→ **Written task**: State only how many lines contain the string "Kampagnensteuerung".

→ **Given records**:
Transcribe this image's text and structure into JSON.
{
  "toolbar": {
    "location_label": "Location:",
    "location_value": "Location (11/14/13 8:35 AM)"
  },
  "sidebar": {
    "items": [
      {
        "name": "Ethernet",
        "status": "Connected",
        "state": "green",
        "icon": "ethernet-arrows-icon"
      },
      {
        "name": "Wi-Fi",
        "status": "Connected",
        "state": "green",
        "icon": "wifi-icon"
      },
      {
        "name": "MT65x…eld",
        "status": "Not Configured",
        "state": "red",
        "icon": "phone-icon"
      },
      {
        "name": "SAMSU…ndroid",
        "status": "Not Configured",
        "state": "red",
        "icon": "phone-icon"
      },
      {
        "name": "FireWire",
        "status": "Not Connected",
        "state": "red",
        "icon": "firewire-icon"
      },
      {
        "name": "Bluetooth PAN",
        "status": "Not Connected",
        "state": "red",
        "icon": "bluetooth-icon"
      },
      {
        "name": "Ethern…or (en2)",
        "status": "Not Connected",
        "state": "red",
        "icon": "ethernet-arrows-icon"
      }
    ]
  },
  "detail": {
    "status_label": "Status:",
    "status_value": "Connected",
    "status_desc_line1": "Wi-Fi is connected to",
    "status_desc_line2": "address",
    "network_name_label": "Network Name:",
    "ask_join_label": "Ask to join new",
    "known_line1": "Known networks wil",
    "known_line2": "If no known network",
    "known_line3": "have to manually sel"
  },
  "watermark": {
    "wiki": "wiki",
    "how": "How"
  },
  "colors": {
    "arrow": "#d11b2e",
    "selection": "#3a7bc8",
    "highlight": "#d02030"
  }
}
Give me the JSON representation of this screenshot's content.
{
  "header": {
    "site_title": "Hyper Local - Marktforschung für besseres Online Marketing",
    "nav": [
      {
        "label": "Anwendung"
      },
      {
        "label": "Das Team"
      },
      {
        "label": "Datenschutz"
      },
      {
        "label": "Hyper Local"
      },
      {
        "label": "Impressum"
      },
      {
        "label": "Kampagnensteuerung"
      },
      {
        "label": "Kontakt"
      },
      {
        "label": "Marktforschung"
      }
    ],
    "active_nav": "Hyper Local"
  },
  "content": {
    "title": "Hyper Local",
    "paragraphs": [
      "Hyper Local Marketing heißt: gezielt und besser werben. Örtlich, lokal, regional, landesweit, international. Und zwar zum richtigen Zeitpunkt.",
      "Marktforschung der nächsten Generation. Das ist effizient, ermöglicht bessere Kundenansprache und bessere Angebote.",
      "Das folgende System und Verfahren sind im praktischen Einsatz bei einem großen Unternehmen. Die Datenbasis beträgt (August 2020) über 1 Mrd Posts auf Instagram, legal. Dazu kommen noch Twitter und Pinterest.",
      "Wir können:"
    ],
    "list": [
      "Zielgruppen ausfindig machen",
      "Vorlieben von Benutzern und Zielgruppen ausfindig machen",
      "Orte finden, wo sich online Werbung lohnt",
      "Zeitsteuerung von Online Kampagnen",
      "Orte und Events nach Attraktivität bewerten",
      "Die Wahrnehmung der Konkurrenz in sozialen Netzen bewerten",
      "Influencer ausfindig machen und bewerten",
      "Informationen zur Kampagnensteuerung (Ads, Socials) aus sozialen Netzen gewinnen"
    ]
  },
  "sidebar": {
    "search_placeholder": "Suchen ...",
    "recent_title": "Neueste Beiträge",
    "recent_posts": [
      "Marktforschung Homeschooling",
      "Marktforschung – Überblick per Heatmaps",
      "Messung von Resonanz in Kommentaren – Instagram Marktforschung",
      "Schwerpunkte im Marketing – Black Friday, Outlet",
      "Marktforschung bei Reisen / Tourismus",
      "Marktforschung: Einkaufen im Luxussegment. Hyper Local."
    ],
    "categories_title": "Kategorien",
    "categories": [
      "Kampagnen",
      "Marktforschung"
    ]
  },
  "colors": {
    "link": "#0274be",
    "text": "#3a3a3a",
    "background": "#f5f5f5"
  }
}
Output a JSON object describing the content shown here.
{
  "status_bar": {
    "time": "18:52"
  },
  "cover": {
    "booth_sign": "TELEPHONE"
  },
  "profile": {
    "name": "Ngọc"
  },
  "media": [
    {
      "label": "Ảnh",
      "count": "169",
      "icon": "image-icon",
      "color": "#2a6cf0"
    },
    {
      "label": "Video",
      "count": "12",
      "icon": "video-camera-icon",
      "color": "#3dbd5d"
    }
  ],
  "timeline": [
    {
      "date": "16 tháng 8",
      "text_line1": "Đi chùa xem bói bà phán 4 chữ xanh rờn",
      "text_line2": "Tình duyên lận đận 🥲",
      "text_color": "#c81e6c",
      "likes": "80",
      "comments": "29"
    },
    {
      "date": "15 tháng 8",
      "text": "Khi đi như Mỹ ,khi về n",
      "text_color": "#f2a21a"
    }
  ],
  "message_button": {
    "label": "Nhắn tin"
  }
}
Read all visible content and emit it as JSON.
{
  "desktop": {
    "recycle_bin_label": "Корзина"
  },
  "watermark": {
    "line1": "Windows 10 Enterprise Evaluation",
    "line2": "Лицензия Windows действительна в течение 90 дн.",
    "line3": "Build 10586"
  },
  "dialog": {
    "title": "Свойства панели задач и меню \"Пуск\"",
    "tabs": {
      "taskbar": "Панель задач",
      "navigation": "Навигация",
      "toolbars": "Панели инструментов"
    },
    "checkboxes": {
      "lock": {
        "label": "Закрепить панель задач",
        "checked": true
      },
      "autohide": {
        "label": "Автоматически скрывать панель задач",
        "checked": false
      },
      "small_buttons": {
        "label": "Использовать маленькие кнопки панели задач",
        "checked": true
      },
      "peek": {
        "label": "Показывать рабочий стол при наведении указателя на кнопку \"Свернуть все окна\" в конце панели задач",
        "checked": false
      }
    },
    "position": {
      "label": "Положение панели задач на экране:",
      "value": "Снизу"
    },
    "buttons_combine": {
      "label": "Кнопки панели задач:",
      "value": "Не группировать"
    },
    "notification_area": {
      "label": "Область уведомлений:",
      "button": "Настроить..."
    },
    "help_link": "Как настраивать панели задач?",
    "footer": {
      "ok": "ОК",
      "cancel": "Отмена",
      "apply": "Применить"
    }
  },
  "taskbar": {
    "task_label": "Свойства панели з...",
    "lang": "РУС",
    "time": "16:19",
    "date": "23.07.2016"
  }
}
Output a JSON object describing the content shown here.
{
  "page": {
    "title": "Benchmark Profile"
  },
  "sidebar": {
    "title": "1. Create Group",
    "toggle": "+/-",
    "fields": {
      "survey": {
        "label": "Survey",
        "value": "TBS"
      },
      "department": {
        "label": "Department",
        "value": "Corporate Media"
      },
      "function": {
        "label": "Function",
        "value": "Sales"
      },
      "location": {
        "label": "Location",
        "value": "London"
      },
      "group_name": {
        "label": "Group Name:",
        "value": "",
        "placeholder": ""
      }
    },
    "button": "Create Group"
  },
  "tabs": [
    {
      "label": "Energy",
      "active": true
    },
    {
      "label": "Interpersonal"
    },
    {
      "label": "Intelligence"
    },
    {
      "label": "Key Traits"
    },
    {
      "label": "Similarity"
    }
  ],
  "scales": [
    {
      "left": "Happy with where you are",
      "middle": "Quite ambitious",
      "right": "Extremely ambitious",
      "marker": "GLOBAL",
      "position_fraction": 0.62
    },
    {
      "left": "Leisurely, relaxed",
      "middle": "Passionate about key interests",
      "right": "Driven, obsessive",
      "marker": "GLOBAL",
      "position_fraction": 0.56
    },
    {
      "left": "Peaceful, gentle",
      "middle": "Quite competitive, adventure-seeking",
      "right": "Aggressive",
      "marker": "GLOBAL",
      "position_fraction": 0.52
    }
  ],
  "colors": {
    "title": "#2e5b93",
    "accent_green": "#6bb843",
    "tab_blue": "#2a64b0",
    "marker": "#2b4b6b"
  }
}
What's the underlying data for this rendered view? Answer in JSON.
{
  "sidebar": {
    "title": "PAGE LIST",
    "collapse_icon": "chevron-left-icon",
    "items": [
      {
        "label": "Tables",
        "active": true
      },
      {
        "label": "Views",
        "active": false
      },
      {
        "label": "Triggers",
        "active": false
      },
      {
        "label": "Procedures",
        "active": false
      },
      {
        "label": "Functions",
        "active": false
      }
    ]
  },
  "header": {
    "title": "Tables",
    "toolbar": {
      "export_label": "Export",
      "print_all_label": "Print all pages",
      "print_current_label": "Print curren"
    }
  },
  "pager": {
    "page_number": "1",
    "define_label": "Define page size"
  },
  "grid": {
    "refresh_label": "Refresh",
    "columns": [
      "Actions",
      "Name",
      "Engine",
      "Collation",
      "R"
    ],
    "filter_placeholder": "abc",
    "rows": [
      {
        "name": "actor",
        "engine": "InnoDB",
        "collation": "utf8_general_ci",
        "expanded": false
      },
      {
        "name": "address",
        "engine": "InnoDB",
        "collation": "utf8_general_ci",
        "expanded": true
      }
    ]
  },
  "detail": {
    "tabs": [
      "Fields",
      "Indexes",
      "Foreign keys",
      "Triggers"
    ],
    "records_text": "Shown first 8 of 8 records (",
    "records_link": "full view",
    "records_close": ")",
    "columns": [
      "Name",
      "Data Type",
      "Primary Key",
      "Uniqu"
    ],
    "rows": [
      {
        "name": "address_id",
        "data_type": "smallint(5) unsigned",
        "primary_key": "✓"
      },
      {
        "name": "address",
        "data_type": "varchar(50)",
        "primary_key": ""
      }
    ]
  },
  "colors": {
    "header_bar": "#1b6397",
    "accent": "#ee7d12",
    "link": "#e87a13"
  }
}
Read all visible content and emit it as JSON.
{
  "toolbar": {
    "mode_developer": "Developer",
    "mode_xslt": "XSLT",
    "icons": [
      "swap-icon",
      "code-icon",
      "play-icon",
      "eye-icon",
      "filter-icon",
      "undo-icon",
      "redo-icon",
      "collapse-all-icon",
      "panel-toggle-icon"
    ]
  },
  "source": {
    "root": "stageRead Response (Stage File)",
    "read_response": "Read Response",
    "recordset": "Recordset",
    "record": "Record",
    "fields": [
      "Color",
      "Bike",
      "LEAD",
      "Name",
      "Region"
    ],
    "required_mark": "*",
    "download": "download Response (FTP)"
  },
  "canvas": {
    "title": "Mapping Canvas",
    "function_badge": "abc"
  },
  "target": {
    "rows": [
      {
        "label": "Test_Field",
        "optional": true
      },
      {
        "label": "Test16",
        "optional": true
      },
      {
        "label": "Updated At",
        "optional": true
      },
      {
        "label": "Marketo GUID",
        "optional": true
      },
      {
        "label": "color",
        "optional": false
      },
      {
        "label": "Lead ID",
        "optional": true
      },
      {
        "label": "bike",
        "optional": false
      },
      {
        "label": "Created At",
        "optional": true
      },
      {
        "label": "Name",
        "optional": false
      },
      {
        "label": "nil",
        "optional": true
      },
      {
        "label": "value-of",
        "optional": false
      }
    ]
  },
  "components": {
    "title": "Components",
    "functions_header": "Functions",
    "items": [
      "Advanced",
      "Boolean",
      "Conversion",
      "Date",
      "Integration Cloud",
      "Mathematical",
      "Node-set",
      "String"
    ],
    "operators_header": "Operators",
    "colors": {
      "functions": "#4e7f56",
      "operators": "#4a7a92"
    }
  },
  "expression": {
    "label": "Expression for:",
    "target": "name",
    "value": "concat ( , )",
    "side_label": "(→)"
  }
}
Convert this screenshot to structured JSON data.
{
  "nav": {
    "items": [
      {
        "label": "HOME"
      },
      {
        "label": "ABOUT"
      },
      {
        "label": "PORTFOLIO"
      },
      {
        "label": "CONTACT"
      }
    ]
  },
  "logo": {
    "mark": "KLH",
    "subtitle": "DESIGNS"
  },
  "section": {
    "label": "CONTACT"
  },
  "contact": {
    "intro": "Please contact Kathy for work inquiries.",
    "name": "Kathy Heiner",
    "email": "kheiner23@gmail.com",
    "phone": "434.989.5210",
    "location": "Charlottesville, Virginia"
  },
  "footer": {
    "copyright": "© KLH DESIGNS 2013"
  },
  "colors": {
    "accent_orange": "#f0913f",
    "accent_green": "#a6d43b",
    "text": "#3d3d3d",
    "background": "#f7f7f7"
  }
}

→ **Solution below**: 2